Exercise: Find and copy every line in the records that includes the string "username".

Information supplied:
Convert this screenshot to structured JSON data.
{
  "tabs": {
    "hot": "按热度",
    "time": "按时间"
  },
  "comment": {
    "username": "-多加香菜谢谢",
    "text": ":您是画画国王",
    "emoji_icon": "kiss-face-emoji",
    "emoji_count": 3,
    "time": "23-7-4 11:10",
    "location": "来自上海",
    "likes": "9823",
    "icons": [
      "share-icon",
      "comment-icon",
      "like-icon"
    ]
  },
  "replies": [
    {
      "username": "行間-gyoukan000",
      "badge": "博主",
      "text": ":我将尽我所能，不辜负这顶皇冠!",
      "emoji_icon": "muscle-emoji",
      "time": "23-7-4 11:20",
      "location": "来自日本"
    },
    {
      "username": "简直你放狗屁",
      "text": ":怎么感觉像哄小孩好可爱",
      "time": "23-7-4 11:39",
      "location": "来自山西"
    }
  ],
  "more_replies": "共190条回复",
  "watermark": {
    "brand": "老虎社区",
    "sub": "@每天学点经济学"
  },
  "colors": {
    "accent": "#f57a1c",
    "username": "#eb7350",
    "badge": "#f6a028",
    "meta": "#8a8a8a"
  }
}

Response to this exercise:
    "username": "-多加香菜谢谢",
      "username": "行間-gyoukan000",
      "username": "简直你放狗屁",
    "username": "#eb7350",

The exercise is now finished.